[Records from a dataset]
━━━━
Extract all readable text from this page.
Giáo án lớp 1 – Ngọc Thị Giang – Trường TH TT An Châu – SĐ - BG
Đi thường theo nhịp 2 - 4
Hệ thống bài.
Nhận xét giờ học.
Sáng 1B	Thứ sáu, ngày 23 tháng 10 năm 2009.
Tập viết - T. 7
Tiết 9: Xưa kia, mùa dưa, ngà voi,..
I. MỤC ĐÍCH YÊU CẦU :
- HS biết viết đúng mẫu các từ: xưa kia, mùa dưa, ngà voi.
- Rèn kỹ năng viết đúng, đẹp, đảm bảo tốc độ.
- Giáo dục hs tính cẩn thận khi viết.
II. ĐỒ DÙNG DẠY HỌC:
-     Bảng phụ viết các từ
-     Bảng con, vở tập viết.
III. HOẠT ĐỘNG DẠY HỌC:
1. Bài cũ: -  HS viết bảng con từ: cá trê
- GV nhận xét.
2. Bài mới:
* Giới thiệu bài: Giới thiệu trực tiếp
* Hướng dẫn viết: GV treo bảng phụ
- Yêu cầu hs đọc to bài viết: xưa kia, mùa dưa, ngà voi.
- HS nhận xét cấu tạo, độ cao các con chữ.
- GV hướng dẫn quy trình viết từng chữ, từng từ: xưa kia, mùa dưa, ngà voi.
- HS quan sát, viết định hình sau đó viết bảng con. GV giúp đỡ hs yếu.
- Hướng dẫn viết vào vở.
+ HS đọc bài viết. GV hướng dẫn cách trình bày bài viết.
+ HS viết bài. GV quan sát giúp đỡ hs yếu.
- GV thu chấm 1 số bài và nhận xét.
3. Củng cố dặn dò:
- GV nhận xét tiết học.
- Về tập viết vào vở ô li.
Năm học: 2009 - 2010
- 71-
━━━━
TASK DIRECTIONS =
Copy every record above exactly as it appears.

REPLY =
Extract all readable text from this page.
Giáo án lớp 1 – Ngọc Thị Giang – Trường TH TT An Châu – SĐ - BG
Đi thường theo nhịp 2 - 4
Hệ thống bài.
Nhận xét giờ học.
Sáng 1B	Thứ sáu, ngày 23 tháng 10 năm 2009.
Tập viết - T. 7
Tiết 9: Xưa kia, mùa dưa, ngà voi,..
I. MỤC ĐÍCH YÊU CẦU :
- HS biết viết đúng mẫu các từ: xưa kia, mùa dưa, ngà voi.
- Rèn kỹ năng viết đúng, đẹp, đảm bảo tốc độ.
- Giáo dục hs tính cẩn thận khi viết.
II. ĐỒ DÙNG DẠY HỌC:
-     Bảng phụ viết các từ
-     Bảng con, vở tập viết.
III. HOẠT ĐỘNG DẠY HỌC:
1. Bài cũ: -  HS viết bảng con từ: cá trê
- GV nhận xét.
2. Bài mới:
* Giới thiệu bài: Giới thiệu trực tiếp
* Hướng dẫn viết: GV treo bảng phụ
- Yêu cầu hs đọc to bài viết: xưa kia, mùa dưa, ngà voi.
- HS nhận xét cấu tạo, độ cao các con chữ.
- GV hướng dẫn quy trình viết từng chữ, từng từ: xưa kia, mùa dưa, ngà voi.
- HS quan sát, viết định hình sau đó viết bảng con. GV giúp đỡ hs yếu.
- Hướng dẫn viết vào vở.
+ HS đọc bài viết. GV hướng dẫn cách trình bày bài viết.
+ HS viết bài. GV quan sát giúp đỡ hs yếu.
- GV thu chấm 1 số bài và nhận xét.
3. Củng cố dặn dò:
- GV nhận xét tiết học.
- Về tập viết vào vở ô li.
Năm học: 2009 - 2010
- 71-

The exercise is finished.